• [Problem details]: Write every entry out again exactly, please, and skip the pictures.

Structured figure records:
○ ○ ○ ○

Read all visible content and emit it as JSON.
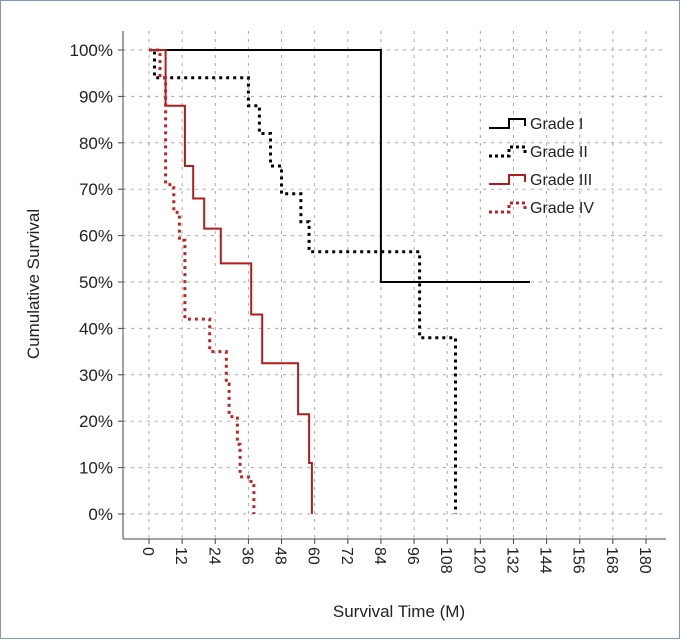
{
  "chart_data": {
    "type": "line",
    "step": true,
    "xlabel": "Survival Time (M)",
    "ylabel": "Cumulative Survival",
    "x_ticks": [
      0,
      12,
      24,
      36,
      48,
      60,
      72,
      84,
      96,
      108,
      120,
      132,
      144,
      156,
      168,
      180
    ],
    "y_ticks": [
      "0%",
      "10%",
      "20%",
      "30%",
      "40%",
      "50%",
      "60%",
      "70%",
      "80%",
      "90%",
      "100%"
    ],
    "xlim": [
      0,
      180
    ],
    "ylim": [
      0,
      100
    ],
    "grid": true,
    "legend_position": "right",
    "series": [
      {
        "name": "Grade I",
        "color": "#000000",
        "dash": "solid",
        "points": [
          [
            0,
            100
          ],
          [
            84,
            100
          ],
          [
            84,
            50
          ],
          [
            138,
            50
          ]
        ]
      },
      {
        "name": "Grade II",
        "color": "#000000",
        "dash": "dotted",
        "points": [
          [
            0,
            100
          ],
          [
            2,
            100
          ],
          [
            2,
            94
          ],
          [
            12,
            94
          ],
          [
            12,
            94
          ],
          [
            36,
            94
          ],
          [
            36,
            88
          ],
          [
            40,
            88
          ],
          [
            40,
            82
          ],
          [
            44,
            82
          ],
          [
            44,
            75
          ],
          [
            48,
            75
          ],
          [
            48,
            69
          ],
          [
            55,
            69
          ],
          [
            55,
            63
          ],
          [
            58,
            63
          ],
          [
            58,
            56.5
          ],
          [
            98,
            56.5
          ],
          [
            98,
            38
          ],
          [
            103,
            38
          ],
          [
            103,
            38
          ],
          [
            111,
            38
          ],
          [
            111,
            0
          ]
        ]
      },
      {
        "name": "Grade III",
        "color": "#b31c1c",
        "dash": "solid",
        "points": [
          [
            0,
            100
          ],
          [
            6,
            100
          ],
          [
            6,
            88
          ],
          [
            13,
            88
          ],
          [
            13,
            75
          ],
          [
            16,
            75
          ],
          [
            16,
            68
          ],
          [
            20,
            68
          ],
          [
            20,
            61.5
          ],
          [
            26,
            61.5
          ],
          [
            26,
            54
          ],
          [
            37,
            54
          ],
          [
            37,
            43
          ],
          [
            41,
            43
          ],
          [
            41,
            32.5
          ],
          [
            54,
            32.5
          ],
          [
            54,
            21.5
          ],
          [
            58,
            21.5
          ],
          [
            58,
            11
          ],
          [
            59,
            11
          ],
          [
            59,
            0
          ]
        ]
      },
      {
        "name": "Grade IV",
        "color": "#c42020",
        "dash": "dotted",
        "points": [
          [
            0,
            100
          ],
          [
            4,
            100
          ],
          [
            4,
            94
          ],
          [
            6,
            94
          ],
          [
            6,
            71
          ],
          [
            9,
            71
          ],
          [
            9,
            65
          ],
          [
            11,
            65
          ],
          [
            11,
            59
          ],
          [
            13,
            59
          ],
          [
            13,
            42
          ],
          [
            22,
            42
          ],
          [
            22,
            35
          ],
          [
            28,
            35
          ],
          [
            28,
            28
          ],
          [
            29,
            28
          ],
          [
            29,
            21
          ],
          [
            32,
            21
          ],
          [
            32,
            15
          ],
          [
            33,
            15
          ],
          [
            33,
            8
          ],
          [
            36,
            8
          ],
          [
            36,
            7
          ],
          [
            38,
            7
          ],
          [
            38,
            0
          ]
        ]
      }
    ]
  }
}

○ ○ ○ ○

• [Task response]:
Read all visible content and emit it as JSON.
{
  "chart_data": {
    "type": "line",
    "step": true,
    "xlabel": "Survival Time (M)",
    "ylabel": "Cumulative Survival",
    "x_ticks": [
      0,
      12,
      24,
      36,
      48,
      60,
      72,
      84,
      96,
      108,
      120,
      132,
      144,
      156,
      168,
      180
    ],
    "y_ticks": [
      "0%",
      "10%",
      "20%",
      "30%",
      "40%",
      "50%",
      "60%",
      "70%",
      "80%",
      "90%",
      "100%"
    ],
    "xlim": [
      0,
      180
    ],
    "ylim": [
      0,
      100
    ],
    "grid": true,
    "legend_position": "right",
    "series": [
      {
        "name": "Grade I",
        "color": "#000000",
        "dash": "solid",
        "points": [
          [
            0,
            100
          ],
          [
            84,
            100
          ],
          [
            84,
            50
          ],
          [
            138,
            50
          ]
        ]
      },
      {
        "name": "Grade II",
        "color": "#000000",
        "dash": "dotted",
        "points": [
          [
            0,
            100
          ],
          [
            2,
            100
          ],
          [
            2,
            94
          ],
          [
            12,
            94
          ],
          [
            12,
            94
          ],
          [
            36,
            94
          ],
          [
            36,
            88
          ],
          [
            40,
            88
          ],
          [
            40,
            82
          ],
          [
            44,
            82
          ],
          [
            44,
            75
          ],
          [
            48,
            75
          ],
          [
            48,
            69
          ],
          [
            55,
            69
          ],
          [
            55,
            63
          ],
          [
            58,
            63
          ],
          [
            58,
            56.5
          ],
          [
            98,
            56.5
          ],
          [
            98,
            38
          ],
          [
            103,
            38
          ],
          [
            103,
            38
          ],
          [
            111,
            38
          ],
          [
            111,
            0
          ]
        ]
      },
      {
        "name": "Grade III",
        "color": "#b31c1c",
        "dash": "solid",
        "points": [
          [
            0,
            100
          ],
          [
            6,
            100
          ],
          [
            6,
            88
          ],
          [
            13,
            88
          ],
          [
            13,
            75
          ],
          [
            16,
            75
          ],
          [
            16,
            68
          ],
          [
            20,
            68
          ],
          [
            20,
            61.5
          ],
          [
            26,
            61.5
          ],
          [
            26,
            54
          ],
          [
            37,
            54
          ],
          [
            37,
            43
          ],
          [
            41,
            43
          ],
          [
            41,
            32.5
          ],
          [
            54,
            32.5
          ],
          [
            54,
            21.5
          ],
          [
            58,
            21.5
          ],
          [
            58,
            11
          ],
          [
            59,
            11
          ],
          [
            59,
            0
          ]
        ]
      },
      {
        "name": "Grade IV",
        "color": "#c42020",
        "dash": "dotted",
        "points": [
          [
            0,
            100
          ],
          [
            4,
            100
          ],
          [
            4,
            94
          ],
          [
            6,
            94
          ],
          [
            6,
            71
          ],
          [
            9,
            71
          ],
          [
            9,
            65
          ],
          [
            11,
            65
          ],
          [
            11,
            59
          ],
          [
            13,
            59
          ],
          [
            13,
            42
          ],
          [
            22,
            42
          ],
          [
            22,
            35
          ],
          [
            28,
            35
          ],
          [
            28,
            28
          ],
          [
            29,
            28
          ],
          [
            29,
            21
          ],
          [
            32,
            21
          ],
          [
            32,
            15
          ],
          [
            33,
            15
          ],
          [
            33,
            8
          ],
          [
            36,
            8
          ],
          [
            36,
            7
          ],
          [
            38,
            7
          ],
          [
            38,
            0
          ]
        ]
      }
    ]
  }
}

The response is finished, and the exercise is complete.